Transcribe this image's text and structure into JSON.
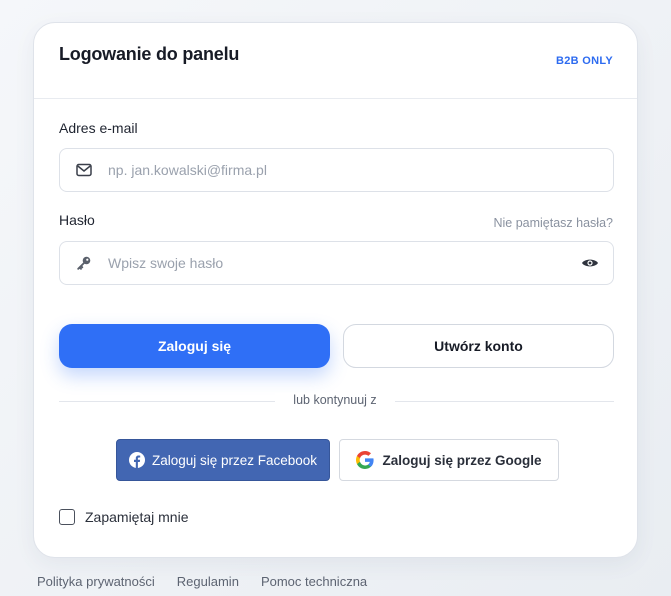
{
  "card": {
    "title": "Logowanie do panelu",
    "badge": "B2B ONLY"
  },
  "email": {
    "label": "Adres e-mail",
    "placeholder": "np. jan.kowalski@firma.pl",
    "value": "",
    "icon": "mail-icon"
  },
  "password": {
    "label": "Hasło",
    "placeholder": "Wpisz swoje hasło",
    "value": "",
    "icon": "key-icon",
    "forgot": "Nie pamiętasz hasła?"
  },
  "buttons": {
    "login": "Zaloguj się",
    "create": "Utwórz konto"
  },
  "divider": "lub kontynuuj z",
  "social": {
    "facebook": "Zaloguj się przez Facebook",
    "google": "Zaloguj się przez Google"
  },
  "remember": {
    "label": "Zapamiętaj mnie",
    "checked": false
  },
  "footer": {
    "links": [
      "Polityka prywatności",
      "Regulamin",
      "Pomoc techniczna"
    ]
  },
  "colors": {
    "primary": "#2f6ff6",
    "facebook": "#4266b2",
    "badge": "#2d6bf0"
  }
}
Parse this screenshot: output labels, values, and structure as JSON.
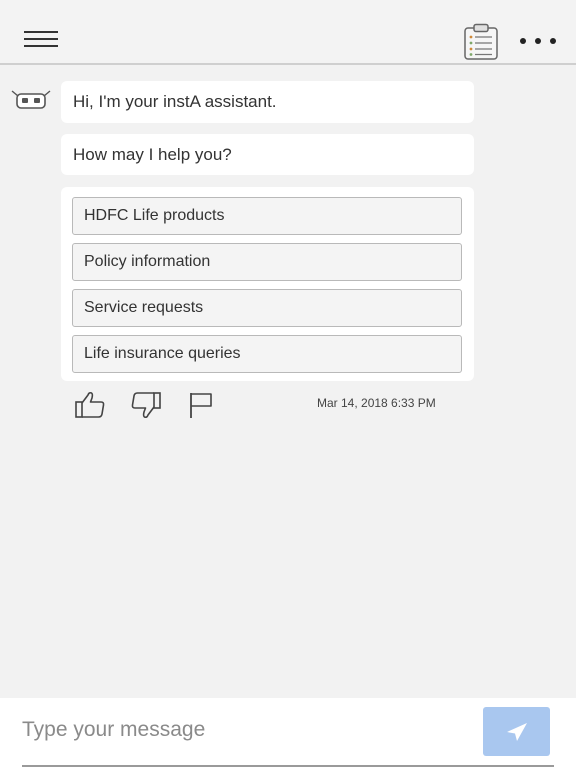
{
  "header": {
    "menu_icon": "hamburger-menu-icon",
    "clipboard_icon": "clipboard-list-icon",
    "more_icon": "more-horizontal-icon"
  },
  "chat": {
    "avatar_icon": "robot-assistant-icon",
    "messages": [
      "Hi, I'm your instA assistant.",
      "How may I help you?"
    ],
    "options": [
      "HDFC Life products",
      "Policy information",
      "Service requests",
      "Life insurance queries"
    ],
    "feedback": {
      "like_icon": "thumbs-up-icon",
      "dislike_icon": "thumbs-down-icon",
      "flag_icon": "flag-icon"
    },
    "timestamp": "Mar 14, 2018 6:33 PM"
  },
  "composer": {
    "placeholder": "Type your message",
    "value": "",
    "send_icon": "send-arrow-icon"
  },
  "colors": {
    "background": "#f2f2f2",
    "send_button": "#a9c7ef"
  }
}
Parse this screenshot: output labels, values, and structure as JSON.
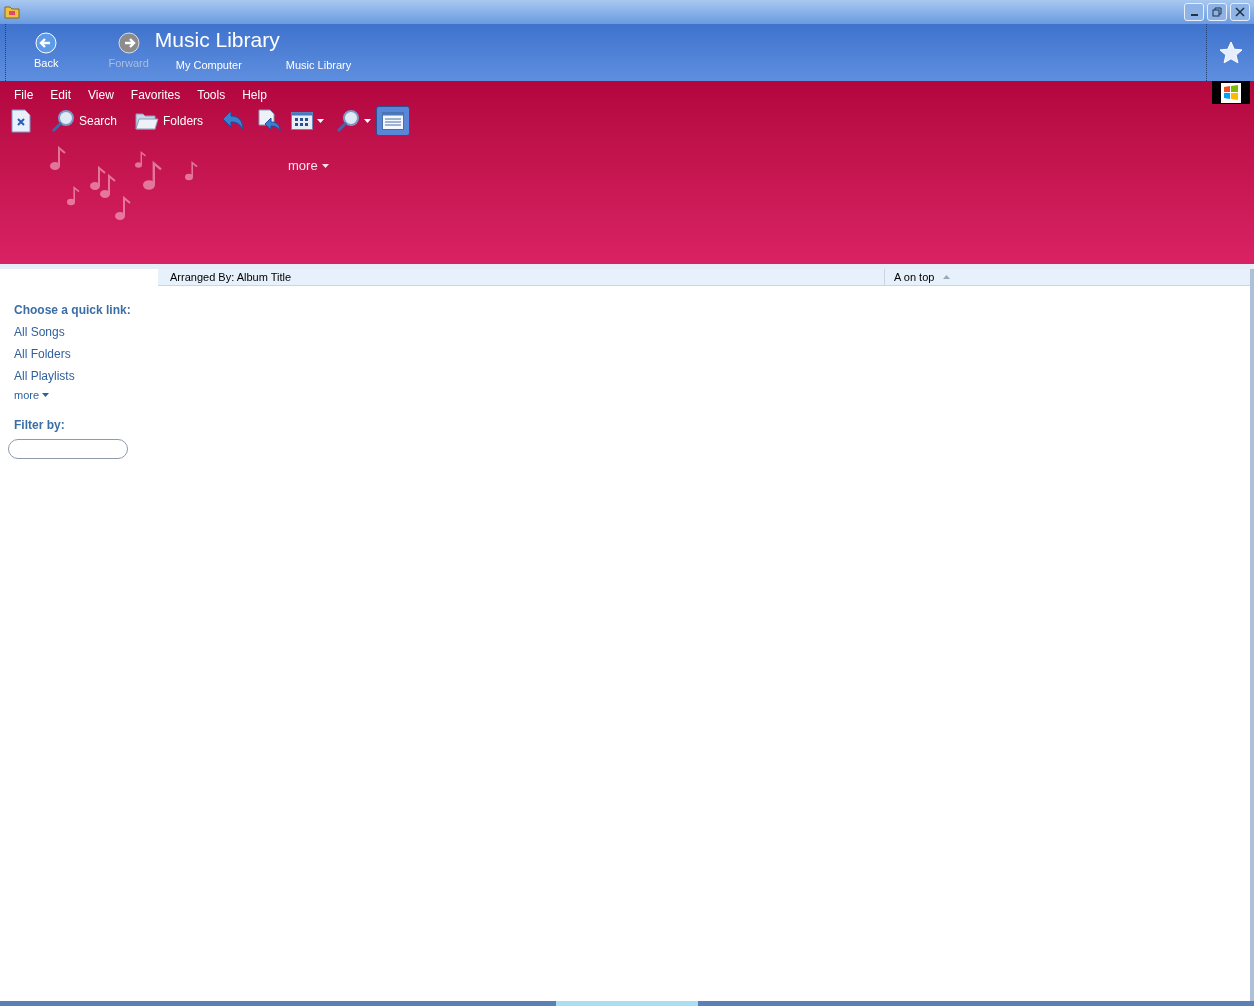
----------------
■ Task details
Which lines include the word "your"? Copy every one of them.

■ Answer to the exercise
      "Hi, I'm your instA assistant.",
    "placeholder": "Type your message",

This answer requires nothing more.